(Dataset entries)

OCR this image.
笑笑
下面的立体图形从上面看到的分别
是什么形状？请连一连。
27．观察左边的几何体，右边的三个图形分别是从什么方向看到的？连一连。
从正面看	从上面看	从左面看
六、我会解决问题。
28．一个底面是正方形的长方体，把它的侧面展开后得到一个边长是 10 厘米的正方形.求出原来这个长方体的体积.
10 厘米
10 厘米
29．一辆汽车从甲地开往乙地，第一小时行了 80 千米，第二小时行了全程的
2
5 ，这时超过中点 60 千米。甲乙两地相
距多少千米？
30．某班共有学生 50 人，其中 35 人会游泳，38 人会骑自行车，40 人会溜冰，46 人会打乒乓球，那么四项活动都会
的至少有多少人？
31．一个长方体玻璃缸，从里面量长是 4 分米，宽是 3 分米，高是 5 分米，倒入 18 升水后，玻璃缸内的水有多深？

* * *

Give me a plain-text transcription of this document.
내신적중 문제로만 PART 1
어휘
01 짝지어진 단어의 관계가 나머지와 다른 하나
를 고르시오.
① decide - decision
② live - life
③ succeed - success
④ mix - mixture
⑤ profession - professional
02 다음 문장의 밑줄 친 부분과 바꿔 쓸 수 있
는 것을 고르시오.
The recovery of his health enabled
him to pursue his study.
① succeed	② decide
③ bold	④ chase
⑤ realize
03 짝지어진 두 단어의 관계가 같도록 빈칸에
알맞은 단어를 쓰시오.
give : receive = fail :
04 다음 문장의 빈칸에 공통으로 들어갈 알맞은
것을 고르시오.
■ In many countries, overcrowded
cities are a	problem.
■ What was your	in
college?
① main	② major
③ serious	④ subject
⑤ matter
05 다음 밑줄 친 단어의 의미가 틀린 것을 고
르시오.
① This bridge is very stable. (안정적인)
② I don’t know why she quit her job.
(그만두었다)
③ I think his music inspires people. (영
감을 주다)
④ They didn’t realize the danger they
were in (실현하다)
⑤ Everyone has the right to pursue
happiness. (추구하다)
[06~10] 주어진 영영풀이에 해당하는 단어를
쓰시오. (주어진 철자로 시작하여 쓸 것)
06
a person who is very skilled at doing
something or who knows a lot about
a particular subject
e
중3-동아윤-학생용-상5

▸ **What you have to do**
Identify lines with the string "succeed". Copy each one.

▸ **The result**
③ succeed - success
① succeed	② decide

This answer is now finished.